## Start DATASET RECORDS
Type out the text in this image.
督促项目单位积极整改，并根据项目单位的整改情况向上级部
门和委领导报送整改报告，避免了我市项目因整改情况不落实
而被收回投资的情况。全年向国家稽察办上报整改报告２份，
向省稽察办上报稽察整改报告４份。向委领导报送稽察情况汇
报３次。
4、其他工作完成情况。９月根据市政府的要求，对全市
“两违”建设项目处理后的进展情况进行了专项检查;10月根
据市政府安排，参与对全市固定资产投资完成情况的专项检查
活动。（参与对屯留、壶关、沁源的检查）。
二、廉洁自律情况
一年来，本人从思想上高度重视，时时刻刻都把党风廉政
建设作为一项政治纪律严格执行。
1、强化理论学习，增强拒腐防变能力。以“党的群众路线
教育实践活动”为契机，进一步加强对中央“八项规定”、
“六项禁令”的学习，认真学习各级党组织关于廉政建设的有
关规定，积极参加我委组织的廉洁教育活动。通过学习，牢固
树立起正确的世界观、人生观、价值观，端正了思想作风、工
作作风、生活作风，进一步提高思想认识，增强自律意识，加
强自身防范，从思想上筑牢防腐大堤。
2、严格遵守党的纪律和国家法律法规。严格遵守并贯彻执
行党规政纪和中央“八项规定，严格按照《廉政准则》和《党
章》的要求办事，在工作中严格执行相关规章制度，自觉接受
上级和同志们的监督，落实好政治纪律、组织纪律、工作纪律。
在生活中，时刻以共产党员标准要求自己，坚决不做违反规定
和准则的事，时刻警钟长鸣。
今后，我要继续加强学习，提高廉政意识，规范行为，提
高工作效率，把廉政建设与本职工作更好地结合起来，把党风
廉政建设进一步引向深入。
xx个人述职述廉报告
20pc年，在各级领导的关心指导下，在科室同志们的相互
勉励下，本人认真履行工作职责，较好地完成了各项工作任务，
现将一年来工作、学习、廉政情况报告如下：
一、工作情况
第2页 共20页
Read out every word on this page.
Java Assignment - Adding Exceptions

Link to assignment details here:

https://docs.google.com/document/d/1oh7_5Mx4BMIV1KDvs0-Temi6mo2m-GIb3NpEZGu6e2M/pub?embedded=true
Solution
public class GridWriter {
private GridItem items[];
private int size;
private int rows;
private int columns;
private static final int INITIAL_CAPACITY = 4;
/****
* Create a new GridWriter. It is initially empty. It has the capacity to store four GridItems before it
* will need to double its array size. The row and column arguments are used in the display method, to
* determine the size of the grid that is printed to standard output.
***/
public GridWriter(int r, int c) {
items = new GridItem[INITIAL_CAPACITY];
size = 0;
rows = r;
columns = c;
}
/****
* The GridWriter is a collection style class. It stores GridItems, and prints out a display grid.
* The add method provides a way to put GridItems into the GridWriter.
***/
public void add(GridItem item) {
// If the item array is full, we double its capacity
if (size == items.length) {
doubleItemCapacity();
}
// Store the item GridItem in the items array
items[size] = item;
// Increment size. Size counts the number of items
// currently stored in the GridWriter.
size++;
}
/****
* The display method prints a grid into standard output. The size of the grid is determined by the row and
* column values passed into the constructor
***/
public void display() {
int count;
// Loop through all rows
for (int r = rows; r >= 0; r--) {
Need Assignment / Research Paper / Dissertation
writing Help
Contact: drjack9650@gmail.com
## End DATASET RECORDS
* **EXERCISE GOAL**:
What is the number of lines in the listing above that contain the string "size"? Give only the number.

* **WRITTEN ANSWER**:
9